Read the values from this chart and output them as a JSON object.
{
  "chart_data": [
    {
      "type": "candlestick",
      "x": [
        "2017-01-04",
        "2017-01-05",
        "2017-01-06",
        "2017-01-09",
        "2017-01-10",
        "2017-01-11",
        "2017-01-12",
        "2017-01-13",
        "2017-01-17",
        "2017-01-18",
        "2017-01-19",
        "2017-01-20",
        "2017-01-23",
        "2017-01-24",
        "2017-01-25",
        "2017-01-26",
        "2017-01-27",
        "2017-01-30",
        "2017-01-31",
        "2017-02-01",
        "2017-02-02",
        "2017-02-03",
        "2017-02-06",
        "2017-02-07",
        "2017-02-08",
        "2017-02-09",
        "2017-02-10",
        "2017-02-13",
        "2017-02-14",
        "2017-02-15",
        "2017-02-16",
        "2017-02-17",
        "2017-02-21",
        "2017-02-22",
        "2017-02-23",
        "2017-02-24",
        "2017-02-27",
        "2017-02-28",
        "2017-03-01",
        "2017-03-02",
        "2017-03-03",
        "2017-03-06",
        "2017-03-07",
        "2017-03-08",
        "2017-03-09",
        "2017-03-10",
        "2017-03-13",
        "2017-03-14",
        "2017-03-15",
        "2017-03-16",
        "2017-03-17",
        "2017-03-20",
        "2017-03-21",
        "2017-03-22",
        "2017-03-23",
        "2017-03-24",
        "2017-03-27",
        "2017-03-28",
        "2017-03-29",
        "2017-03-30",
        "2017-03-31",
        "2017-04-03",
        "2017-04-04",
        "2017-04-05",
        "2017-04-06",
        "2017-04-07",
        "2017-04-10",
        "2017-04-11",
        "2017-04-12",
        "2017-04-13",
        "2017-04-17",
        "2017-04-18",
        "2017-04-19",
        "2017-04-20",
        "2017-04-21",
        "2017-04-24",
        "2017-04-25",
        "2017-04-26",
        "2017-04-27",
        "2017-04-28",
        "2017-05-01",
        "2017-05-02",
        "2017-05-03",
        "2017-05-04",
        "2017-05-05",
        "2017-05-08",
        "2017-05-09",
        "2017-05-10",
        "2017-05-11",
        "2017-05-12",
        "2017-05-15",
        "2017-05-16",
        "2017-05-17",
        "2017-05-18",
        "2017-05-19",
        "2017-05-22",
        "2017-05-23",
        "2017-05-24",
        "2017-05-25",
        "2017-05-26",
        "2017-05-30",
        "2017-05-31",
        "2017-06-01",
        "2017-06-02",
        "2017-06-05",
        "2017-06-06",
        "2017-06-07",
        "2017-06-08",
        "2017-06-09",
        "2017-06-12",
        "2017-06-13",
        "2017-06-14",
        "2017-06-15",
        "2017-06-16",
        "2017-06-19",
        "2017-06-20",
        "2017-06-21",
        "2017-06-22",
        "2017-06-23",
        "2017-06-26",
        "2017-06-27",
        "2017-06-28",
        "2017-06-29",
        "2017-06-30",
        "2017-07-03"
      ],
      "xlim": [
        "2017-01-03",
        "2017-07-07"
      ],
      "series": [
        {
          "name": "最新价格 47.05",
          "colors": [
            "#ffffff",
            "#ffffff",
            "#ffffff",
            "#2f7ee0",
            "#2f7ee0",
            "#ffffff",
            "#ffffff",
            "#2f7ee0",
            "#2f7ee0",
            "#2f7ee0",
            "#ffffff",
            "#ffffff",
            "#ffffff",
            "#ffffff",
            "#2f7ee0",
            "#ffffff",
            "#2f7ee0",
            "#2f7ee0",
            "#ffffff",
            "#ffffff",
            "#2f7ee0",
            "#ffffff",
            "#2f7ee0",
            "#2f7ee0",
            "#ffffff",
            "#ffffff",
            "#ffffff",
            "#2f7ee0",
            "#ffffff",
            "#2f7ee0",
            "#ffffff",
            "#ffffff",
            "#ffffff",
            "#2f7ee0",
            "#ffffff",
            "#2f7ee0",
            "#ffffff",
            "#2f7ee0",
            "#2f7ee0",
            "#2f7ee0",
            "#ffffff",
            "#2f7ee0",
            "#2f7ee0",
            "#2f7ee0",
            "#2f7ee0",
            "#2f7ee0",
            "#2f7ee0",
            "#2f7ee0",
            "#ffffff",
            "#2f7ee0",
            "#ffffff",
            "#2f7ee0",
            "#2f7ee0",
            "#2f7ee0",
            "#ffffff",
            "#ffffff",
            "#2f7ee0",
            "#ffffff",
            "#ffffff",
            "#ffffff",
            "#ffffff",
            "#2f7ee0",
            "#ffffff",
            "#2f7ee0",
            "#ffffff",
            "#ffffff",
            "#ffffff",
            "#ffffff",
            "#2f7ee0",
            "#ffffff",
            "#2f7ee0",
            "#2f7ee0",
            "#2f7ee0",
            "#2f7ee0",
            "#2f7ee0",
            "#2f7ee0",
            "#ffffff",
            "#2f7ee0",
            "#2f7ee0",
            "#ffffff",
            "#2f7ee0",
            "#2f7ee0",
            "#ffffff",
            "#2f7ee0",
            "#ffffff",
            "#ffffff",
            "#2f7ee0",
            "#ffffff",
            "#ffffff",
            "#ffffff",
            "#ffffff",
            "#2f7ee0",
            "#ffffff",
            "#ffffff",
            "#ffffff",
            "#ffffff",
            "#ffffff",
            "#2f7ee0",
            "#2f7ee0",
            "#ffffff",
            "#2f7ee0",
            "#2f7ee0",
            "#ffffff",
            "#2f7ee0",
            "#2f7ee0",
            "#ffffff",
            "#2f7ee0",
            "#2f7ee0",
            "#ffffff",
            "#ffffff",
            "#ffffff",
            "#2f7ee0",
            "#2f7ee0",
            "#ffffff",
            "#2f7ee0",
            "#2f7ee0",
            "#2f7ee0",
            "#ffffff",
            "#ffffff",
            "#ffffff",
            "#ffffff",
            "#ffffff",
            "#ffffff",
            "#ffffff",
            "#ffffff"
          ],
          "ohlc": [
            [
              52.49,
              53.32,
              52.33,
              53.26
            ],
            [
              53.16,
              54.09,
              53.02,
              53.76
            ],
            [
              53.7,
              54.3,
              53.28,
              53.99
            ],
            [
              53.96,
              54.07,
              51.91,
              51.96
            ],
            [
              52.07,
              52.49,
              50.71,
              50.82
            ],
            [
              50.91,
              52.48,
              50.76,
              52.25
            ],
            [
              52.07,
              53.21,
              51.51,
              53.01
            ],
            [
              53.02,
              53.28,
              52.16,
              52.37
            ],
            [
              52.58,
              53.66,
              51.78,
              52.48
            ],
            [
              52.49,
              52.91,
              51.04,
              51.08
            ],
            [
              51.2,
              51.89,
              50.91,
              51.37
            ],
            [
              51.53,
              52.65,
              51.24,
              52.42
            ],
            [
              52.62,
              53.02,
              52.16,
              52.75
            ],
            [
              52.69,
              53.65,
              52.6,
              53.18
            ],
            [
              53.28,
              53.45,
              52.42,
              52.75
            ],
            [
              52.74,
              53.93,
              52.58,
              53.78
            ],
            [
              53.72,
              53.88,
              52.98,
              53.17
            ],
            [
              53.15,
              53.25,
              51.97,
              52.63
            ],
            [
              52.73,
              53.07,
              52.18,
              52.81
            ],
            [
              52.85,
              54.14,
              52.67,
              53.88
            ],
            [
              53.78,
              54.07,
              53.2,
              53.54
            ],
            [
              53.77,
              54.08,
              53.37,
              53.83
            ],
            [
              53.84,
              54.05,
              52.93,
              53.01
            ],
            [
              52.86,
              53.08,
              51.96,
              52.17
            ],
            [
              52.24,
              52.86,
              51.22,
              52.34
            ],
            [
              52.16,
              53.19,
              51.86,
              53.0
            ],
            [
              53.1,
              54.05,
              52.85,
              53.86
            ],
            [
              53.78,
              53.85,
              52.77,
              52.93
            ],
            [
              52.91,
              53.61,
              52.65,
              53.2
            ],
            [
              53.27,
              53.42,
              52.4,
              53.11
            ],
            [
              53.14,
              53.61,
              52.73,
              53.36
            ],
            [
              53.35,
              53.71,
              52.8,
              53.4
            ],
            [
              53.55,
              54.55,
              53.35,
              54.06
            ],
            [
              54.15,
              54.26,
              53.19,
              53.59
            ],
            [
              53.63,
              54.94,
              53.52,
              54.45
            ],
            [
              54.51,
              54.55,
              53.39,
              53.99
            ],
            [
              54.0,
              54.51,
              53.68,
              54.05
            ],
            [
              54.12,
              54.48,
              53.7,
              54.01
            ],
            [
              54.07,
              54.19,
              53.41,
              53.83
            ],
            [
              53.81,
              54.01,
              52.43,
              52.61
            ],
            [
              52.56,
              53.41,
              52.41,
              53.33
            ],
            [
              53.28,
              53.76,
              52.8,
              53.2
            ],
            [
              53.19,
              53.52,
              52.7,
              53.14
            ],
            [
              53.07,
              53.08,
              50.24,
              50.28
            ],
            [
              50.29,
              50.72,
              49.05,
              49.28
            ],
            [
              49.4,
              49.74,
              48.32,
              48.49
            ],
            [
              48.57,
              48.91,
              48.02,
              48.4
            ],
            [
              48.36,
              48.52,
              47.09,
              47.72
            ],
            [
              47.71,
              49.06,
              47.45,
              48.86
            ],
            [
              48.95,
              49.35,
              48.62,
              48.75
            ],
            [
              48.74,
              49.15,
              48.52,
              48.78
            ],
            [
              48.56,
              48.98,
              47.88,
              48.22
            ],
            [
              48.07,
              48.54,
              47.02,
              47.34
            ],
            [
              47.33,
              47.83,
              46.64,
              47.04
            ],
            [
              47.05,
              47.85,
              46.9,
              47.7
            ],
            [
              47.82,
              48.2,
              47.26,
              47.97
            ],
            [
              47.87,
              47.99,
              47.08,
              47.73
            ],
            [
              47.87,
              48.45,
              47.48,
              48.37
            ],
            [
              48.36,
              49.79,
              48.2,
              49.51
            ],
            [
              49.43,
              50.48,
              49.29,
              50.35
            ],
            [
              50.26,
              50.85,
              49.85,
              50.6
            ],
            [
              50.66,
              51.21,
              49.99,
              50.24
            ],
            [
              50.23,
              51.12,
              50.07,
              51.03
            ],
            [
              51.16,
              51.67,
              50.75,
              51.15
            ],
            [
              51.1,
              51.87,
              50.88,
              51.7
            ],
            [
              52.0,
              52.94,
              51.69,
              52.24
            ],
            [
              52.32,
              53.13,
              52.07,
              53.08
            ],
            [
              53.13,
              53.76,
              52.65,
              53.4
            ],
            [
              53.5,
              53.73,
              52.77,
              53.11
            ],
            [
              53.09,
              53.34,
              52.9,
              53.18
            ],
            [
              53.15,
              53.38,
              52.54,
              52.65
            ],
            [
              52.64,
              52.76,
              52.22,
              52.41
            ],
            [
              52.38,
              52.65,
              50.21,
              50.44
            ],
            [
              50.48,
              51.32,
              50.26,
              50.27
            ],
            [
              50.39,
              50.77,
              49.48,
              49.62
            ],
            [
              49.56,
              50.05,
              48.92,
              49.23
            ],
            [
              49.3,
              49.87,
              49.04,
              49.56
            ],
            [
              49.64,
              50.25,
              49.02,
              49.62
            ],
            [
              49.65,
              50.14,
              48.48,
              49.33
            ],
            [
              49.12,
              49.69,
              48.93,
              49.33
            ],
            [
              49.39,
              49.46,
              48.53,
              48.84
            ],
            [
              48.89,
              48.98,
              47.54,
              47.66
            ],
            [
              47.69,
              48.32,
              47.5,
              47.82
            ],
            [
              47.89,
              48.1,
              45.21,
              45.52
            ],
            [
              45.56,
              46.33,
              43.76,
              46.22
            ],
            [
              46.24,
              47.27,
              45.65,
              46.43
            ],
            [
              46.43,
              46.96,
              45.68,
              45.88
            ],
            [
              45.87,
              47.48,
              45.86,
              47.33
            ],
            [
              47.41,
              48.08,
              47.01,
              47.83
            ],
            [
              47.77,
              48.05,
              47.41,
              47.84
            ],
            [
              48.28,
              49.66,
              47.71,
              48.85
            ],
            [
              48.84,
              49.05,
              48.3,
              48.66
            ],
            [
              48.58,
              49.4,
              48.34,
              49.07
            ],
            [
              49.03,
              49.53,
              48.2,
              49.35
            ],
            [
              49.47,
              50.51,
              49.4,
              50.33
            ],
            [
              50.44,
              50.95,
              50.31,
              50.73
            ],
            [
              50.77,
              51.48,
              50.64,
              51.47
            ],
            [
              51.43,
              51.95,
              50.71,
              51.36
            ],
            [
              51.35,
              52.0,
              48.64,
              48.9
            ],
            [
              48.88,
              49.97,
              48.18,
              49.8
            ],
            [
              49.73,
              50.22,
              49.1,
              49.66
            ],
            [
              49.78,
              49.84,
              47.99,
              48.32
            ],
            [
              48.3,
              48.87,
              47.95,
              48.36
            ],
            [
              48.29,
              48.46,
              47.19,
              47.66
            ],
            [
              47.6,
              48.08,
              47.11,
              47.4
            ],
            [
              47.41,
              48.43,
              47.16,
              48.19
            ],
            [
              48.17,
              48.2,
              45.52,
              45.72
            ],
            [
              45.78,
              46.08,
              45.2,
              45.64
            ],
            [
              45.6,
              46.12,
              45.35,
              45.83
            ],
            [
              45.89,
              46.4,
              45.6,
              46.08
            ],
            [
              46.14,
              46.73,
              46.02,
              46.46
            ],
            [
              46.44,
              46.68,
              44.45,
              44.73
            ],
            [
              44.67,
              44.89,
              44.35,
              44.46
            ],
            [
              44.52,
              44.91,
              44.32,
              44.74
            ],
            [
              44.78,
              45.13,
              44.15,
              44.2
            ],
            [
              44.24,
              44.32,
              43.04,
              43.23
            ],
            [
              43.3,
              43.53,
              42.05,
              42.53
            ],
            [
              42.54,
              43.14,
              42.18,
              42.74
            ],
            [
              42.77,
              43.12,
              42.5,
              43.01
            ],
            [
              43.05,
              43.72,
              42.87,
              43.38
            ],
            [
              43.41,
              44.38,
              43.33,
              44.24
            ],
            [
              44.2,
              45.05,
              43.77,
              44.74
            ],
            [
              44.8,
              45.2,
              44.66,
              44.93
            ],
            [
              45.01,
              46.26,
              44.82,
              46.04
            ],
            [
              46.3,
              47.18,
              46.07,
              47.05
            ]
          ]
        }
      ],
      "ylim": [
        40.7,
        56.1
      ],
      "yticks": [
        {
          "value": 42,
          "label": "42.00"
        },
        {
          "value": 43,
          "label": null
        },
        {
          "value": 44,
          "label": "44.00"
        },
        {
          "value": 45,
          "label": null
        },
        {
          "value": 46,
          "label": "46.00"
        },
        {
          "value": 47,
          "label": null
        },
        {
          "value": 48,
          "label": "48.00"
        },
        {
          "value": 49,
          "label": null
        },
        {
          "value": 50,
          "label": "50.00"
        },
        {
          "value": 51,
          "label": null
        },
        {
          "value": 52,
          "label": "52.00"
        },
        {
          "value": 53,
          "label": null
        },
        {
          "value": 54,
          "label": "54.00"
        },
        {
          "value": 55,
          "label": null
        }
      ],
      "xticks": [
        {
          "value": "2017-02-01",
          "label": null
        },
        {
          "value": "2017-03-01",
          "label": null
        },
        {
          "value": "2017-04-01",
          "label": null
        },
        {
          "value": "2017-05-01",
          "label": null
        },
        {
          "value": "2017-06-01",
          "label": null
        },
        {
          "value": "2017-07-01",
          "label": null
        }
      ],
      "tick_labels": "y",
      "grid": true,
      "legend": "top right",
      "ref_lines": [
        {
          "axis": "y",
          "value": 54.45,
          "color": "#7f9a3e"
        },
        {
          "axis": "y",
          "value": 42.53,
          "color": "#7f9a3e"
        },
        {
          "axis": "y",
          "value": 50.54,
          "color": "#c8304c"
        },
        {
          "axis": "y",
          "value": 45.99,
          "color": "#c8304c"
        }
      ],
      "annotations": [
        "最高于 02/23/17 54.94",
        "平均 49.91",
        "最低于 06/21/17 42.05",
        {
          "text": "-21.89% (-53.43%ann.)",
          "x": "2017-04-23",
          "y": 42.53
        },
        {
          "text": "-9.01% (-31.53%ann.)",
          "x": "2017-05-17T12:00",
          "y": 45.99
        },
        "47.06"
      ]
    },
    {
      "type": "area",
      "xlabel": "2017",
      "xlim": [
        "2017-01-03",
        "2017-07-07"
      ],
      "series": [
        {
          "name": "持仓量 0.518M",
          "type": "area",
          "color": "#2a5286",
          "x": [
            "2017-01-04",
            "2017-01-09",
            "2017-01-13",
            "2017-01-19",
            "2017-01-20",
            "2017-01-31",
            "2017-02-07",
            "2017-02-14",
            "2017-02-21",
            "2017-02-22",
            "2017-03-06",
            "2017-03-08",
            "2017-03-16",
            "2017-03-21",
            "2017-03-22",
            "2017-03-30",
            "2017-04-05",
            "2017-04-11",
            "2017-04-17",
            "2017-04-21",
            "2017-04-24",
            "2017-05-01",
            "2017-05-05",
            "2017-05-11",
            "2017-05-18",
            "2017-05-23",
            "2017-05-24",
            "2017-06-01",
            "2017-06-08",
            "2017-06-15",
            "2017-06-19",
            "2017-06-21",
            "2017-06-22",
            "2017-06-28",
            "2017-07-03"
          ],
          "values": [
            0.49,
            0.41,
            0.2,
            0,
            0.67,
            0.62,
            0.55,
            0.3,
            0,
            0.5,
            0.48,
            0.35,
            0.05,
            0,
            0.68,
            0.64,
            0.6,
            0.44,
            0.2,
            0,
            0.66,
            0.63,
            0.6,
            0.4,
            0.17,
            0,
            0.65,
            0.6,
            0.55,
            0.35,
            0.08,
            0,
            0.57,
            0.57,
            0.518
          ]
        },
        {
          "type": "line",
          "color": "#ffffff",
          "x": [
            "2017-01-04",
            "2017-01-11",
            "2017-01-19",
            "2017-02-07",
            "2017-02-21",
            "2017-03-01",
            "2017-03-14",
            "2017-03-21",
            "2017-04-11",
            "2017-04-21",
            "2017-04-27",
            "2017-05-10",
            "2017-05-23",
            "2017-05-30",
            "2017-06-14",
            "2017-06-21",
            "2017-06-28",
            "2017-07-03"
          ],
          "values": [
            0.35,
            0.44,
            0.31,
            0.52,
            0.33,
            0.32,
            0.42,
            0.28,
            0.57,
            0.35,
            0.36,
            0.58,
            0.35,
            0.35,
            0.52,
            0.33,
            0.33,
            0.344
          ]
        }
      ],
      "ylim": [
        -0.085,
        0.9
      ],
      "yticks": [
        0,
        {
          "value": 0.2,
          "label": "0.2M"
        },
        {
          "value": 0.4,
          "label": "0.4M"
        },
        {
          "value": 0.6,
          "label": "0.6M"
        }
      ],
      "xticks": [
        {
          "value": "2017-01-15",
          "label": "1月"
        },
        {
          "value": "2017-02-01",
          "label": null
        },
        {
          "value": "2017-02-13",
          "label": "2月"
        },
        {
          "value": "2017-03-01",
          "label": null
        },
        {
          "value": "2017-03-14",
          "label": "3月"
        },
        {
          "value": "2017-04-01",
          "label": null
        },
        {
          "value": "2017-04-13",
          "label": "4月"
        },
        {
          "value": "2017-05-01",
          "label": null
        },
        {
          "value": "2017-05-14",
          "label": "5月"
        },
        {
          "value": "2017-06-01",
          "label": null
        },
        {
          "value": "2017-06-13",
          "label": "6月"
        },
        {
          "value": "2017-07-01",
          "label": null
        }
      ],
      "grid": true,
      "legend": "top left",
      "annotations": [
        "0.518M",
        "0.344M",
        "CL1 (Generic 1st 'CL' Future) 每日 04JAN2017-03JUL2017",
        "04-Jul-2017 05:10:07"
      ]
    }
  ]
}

##############################

Give nothing but the number of lines containing the string "type".

__COMPLETE RESPONSE__.
4